## begin

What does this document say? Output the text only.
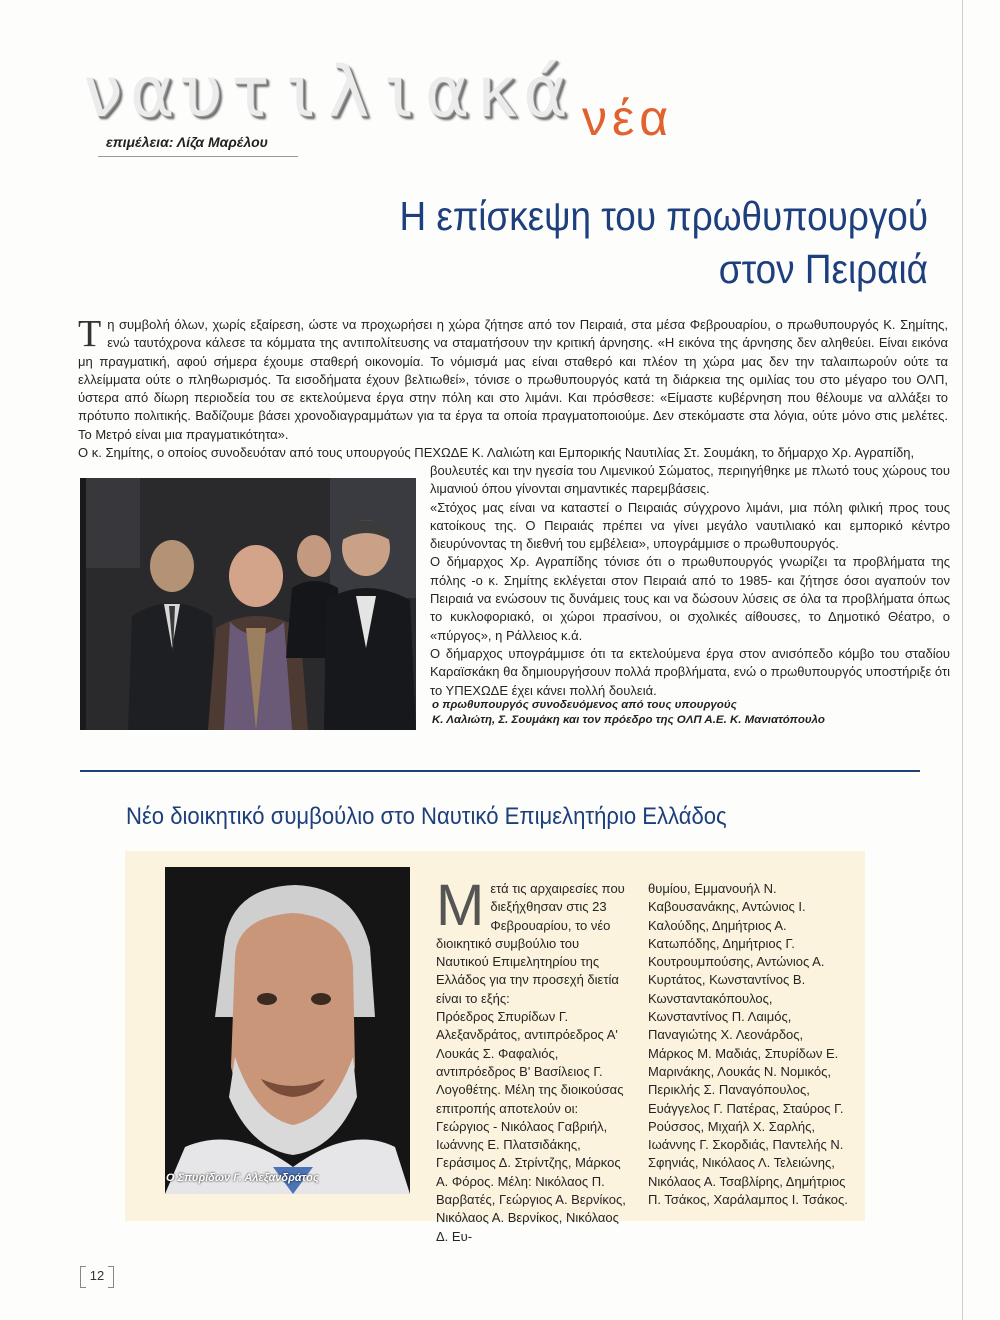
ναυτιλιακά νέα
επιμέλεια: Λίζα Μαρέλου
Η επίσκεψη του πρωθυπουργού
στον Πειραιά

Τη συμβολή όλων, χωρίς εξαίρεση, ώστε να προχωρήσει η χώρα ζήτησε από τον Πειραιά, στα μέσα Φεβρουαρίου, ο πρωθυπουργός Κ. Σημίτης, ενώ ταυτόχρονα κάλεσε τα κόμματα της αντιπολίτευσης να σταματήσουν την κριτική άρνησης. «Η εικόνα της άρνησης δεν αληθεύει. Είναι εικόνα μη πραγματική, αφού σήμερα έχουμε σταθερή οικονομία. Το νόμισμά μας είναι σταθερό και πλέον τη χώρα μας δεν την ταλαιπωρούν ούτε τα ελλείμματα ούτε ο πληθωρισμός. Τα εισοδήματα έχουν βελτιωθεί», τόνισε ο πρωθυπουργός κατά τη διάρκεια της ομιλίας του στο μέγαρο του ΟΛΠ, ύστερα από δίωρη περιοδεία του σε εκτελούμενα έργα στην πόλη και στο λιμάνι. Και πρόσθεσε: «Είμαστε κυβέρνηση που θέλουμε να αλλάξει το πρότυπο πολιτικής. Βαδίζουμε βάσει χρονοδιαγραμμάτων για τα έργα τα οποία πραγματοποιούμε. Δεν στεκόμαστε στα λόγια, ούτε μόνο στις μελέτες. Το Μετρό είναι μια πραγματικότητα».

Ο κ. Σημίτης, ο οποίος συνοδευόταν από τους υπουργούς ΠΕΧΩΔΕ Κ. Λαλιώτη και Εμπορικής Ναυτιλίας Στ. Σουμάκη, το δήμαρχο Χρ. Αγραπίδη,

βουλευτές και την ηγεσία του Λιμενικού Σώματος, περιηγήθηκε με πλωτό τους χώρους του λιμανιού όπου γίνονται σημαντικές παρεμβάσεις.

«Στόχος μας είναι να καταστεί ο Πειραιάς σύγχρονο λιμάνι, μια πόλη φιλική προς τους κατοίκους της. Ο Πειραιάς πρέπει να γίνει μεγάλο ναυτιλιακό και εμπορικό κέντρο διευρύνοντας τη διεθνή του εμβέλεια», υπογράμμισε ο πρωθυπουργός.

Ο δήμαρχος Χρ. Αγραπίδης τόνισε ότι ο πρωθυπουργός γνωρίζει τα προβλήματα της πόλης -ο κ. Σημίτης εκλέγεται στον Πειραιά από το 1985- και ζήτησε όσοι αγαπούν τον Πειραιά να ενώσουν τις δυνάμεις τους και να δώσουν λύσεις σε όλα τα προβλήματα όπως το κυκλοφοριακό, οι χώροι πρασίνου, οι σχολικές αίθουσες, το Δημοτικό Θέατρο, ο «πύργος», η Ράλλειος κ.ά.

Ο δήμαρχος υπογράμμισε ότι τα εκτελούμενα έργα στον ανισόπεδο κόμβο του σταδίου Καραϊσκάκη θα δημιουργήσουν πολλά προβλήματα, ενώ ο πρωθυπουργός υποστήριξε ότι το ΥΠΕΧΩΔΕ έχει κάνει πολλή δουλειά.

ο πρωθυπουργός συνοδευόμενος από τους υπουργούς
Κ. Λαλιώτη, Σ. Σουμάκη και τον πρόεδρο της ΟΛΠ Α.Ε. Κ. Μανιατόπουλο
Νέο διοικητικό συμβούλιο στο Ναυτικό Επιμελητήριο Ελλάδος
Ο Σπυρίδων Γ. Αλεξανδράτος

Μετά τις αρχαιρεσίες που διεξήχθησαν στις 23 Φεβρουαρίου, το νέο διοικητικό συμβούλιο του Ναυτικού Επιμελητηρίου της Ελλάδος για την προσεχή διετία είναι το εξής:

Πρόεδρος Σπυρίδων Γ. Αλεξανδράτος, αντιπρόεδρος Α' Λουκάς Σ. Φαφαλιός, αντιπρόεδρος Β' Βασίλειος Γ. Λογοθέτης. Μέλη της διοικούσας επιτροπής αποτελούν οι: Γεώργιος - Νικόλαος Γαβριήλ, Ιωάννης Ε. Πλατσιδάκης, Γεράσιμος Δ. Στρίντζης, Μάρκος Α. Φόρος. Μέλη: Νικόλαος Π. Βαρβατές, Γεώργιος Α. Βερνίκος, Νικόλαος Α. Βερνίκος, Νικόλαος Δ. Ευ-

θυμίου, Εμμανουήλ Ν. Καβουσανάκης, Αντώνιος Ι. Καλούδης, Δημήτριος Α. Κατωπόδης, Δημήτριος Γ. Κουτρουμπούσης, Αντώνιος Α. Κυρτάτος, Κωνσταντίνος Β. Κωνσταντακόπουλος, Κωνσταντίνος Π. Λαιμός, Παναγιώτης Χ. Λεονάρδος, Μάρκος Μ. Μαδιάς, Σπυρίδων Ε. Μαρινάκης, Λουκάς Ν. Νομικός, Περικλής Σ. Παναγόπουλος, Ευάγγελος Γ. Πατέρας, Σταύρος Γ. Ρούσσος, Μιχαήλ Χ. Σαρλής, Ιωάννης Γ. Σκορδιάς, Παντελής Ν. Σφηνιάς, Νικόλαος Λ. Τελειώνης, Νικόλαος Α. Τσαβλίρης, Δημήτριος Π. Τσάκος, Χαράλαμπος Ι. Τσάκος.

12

## end
## begin

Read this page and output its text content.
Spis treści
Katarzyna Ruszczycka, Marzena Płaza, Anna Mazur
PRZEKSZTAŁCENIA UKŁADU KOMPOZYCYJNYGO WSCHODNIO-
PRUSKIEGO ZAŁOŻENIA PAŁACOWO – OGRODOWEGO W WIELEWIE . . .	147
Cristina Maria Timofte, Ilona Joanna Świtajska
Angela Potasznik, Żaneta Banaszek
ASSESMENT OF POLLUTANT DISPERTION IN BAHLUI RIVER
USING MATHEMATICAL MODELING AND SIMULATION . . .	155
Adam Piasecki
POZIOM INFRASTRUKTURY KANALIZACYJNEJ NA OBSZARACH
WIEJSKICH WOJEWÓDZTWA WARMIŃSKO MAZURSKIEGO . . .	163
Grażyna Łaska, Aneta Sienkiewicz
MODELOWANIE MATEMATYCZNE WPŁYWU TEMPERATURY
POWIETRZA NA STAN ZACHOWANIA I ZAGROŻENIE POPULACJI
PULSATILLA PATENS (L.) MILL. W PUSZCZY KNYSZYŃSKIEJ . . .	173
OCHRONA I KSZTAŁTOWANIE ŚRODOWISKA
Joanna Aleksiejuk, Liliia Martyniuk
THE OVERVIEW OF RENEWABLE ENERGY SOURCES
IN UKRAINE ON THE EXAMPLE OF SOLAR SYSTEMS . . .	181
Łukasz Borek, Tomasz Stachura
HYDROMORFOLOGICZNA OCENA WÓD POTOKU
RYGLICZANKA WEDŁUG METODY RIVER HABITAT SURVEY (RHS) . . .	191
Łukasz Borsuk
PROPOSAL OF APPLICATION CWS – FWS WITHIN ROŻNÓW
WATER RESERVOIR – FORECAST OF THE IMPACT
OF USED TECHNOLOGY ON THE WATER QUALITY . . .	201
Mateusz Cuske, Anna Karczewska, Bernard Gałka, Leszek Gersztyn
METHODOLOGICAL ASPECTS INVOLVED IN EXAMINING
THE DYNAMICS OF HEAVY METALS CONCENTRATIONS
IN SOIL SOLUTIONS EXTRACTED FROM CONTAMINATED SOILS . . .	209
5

## end
## begin

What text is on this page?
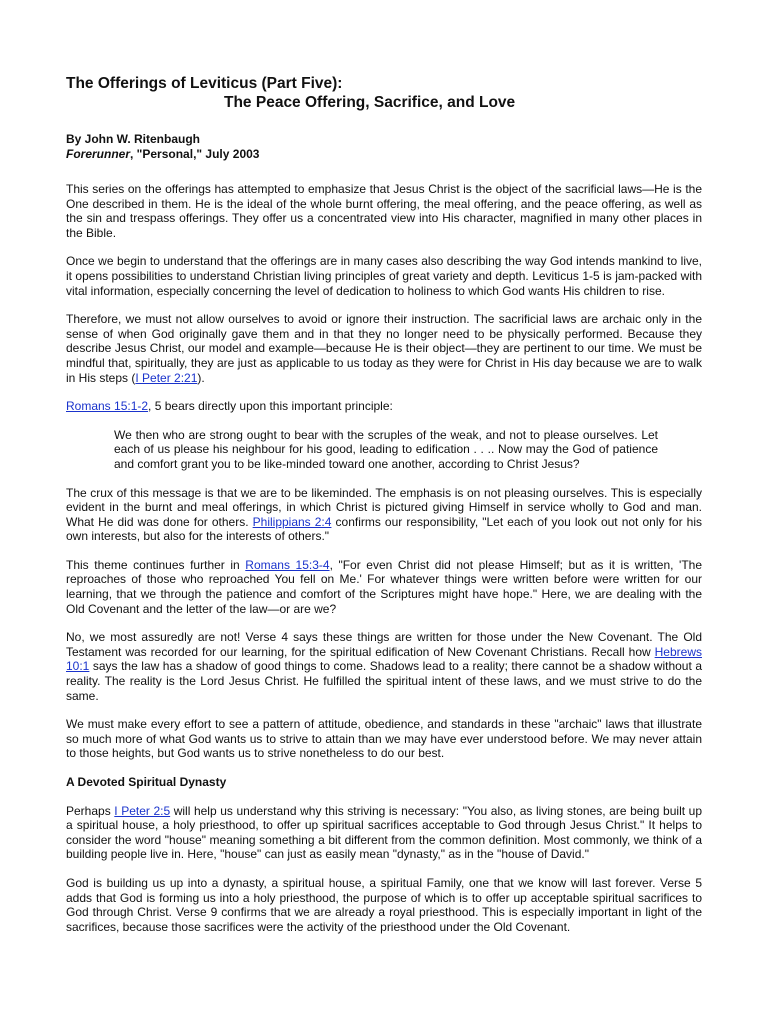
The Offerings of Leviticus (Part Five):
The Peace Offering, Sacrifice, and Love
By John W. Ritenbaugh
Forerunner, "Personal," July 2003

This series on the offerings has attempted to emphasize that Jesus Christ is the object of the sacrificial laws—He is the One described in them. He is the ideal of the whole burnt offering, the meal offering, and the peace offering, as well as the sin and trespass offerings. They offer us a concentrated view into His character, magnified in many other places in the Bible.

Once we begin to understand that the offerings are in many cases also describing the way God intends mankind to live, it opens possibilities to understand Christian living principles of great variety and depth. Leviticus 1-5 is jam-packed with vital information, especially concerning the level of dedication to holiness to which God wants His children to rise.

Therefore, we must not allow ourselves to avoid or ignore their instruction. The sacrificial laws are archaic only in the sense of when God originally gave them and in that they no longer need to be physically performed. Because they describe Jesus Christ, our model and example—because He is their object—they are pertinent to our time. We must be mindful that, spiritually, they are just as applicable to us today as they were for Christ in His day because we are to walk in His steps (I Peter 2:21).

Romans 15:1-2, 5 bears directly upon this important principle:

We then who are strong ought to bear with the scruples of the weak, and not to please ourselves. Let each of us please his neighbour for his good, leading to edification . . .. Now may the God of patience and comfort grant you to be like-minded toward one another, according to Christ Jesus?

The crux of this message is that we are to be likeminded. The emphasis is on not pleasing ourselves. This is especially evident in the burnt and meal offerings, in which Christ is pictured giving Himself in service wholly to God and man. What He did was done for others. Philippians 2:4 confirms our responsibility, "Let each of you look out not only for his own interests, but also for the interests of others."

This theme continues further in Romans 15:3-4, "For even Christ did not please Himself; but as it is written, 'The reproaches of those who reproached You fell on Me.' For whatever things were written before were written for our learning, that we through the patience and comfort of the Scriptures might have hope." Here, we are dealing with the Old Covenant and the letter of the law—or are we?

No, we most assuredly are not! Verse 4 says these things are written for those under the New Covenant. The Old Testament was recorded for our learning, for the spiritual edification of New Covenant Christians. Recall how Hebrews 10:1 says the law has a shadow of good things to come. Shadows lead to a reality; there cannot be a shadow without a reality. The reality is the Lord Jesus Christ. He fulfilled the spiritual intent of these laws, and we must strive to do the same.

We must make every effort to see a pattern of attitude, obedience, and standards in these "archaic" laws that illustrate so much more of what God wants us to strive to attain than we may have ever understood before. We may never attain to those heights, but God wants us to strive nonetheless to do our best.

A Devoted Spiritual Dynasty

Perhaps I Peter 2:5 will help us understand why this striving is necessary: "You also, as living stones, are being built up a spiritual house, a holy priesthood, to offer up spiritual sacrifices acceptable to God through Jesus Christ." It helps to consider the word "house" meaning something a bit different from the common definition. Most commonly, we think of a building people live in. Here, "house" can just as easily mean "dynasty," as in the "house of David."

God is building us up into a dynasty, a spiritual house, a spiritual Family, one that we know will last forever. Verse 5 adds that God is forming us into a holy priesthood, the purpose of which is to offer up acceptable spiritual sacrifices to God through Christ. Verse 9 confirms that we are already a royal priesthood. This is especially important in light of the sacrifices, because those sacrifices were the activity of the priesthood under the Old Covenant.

## end

Task to complete:
Go through the material line by line. Show each line that contains the string "είναι".

Solved exercise:
Τη συμβολή όλων, χωρίς εξαίρεση, ώστε να προχωρήσει η χώρα ζήτησε από τον Πειραιά, στα μέσα Φεβρουαρίου, ο πρωθυπουργός Κ. Σημίτης, ενώ ταυτόχρονα κάλεσε τα κόμματα της αντιπολίτευσης να σταματήσουν την κριτική άρνησης. «Η εικόνα της άρνησης δεν αληθεύει. Είναι εικόνα μη πραγματική, αφού σήμερα έχουμε σταθερή οικονομία. Το νόμισμά μας είναι σταθερό και πλέον τη χώρα μας δεν την ταλαιπωρούν ούτε τα ελλείμματα ούτε ο πληθωρισμός. Τα εισοδήματα έχουν βελτιωθεί», τόνισε ο πρωθυπουργός κατά τη διάρκεια της ομιλίας του στο μέγαρο του ΟΛΠ, ύστερα από δίωρη περιοδεία του σε εκτελούμενα έργα στην πόλη και στο λιμάνι. Και πρόσθεσε: «Είμαστε κυβέρνηση που θέλουμε να αλλάξει το πρότυπο πολιτικής. Βαδίζουμε βάσει χρονοδιαγραμμάτων για τα έργα τα οποία πραγματοποιούμε. Δεν στεκόμαστε στα λόγια, ούτε μόνο στις μελέτες. Το Μετρό είναι μια πραγματικότητα».
«Στόχος μας είναι να καταστεί ο Πειραιάς σύγχρονο λιμάνι, μια πόλη φιλική προς τους κατοίκους της. Ο Πειραιάς πρέπει να γίνει μεγάλο ναυτιλιακό και εμπορικό κέντρο διευρύνοντας τη διεθνή του εμβέλεια», υπογράμμισε ο πρωθυπουργός.
Μετά τις αρχαιρεσίες που διεξήχθησαν στις 23 Φεβρουαρίου, το νέο διοικητικό συμβούλιο του Ναυτικού Επιμελητηρίου της Ελλάδος για την προσεχή διετία είναι το εξής:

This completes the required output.